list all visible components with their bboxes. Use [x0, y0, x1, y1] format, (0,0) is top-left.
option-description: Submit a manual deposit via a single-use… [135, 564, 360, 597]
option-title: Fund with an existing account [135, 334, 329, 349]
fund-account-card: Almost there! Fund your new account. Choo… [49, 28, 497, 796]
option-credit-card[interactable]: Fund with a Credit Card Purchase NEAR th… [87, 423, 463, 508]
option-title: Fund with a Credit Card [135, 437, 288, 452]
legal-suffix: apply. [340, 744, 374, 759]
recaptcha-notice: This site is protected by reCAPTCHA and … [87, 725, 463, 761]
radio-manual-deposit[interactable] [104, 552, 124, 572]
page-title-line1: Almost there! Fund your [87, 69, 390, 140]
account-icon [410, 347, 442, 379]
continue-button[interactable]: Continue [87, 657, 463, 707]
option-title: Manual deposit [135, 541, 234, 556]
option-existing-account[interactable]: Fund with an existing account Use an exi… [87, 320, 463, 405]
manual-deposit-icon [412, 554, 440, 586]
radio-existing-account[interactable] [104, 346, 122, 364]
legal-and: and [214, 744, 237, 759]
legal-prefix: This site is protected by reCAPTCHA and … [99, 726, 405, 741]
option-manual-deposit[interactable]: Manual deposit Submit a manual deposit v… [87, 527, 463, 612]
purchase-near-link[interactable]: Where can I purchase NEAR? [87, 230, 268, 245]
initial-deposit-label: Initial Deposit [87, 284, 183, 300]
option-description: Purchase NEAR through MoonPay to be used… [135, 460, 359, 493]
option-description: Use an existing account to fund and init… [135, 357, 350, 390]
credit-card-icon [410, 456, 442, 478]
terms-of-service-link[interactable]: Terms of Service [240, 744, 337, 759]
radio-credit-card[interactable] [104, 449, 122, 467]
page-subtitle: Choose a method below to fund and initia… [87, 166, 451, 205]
——
**Stated goal:**
Put every line of the data above into a Markdown table with two columns: Index, holding the row number, and Text, holding the line. Leave out blank lines.

**Written response:**
| Index | Text |
|---|---|
| 1 | list all visible components with their bboxes. Use [x0, y0, x1, y1] format, (0,0) is top-left. |
| 2 | option-description: Submit a manual deposit via a single-use… [135, 564, 360, 597] |
| 3 | option-title: Fund with an existing account [135, 334, 329, 349] |
| 4 | fund-account-card: Almost there! Fund your new account. Choo… [49, 28, 497, 796] |
| 5 | option-credit-card[interactable]: Fund with a Credit Card Purchase NEAR th… [87, 423, 463, 508] |
| 6 | option-title: Fund with a Credit Card [135, 437, 288, 452] |
| 7 | legal-suffix: apply. [340, 744, 374, 759] |
| 8 | recaptcha-notice: This site is protected by reCAPTCHA and … [87, 725, 463, 761] |
| 9 | radio-manual-deposit[interactable] [104, 552, 124, 572] |
| 10 | page-title-line1: Almost there! Fund your [87, 69, 390, 140] |
| 11 | account-icon [410, 347, 442, 379] |
| 12 | continue-button[interactable]: Continue [87, 657, 463, 707] |
| 13 | option-title: Manual deposit [135, 541, 234, 556] |
| 14 | option-existing-account[interactable]: Fund with an existing account Use an exi… [87, 320, 463, 405] |
| 15 | manual-deposit-icon [412, 554, 440, 586] |
| 16 | radio-existing-account[interactable] [104, 346, 122, 364] |
| 17 | legal-and: and [214, 744, 237, 759] |
| 18 | legal-prefix: This site is protected by reCAPTCHA and … [99, 726, 405, 741] |
| 19 | option-manual-deposit[interactable]: Manual deposit Submit a manual deposit v… [87, 527, 463, 612] |
| 20 | purchase-near-link[interactable]: Where can I purchase NEAR? [87, 230, 268, 245] |
| 21 | initial-deposit-label: Initial Deposit [87, 284, 183, 300] |
| 22 | option-description: Purchase NEAR through MoonPay to be used… [135, 460, 359, 493] |
| 23 | option-description: Use an existing account to fund and init… [135, 357, 350, 390] |
| 24 | credit-card-icon [410, 456, 442, 478] |
| 25 | terms-of-service-link[interactable]: Terms of Service [240, 744, 337, 759] |
| 26 | radio-credit-card[interactable] [104, 449, 122, 467] |
| 27 | page-subtitle: Choose a method below to fund and initia… [87, 166, 451, 205] |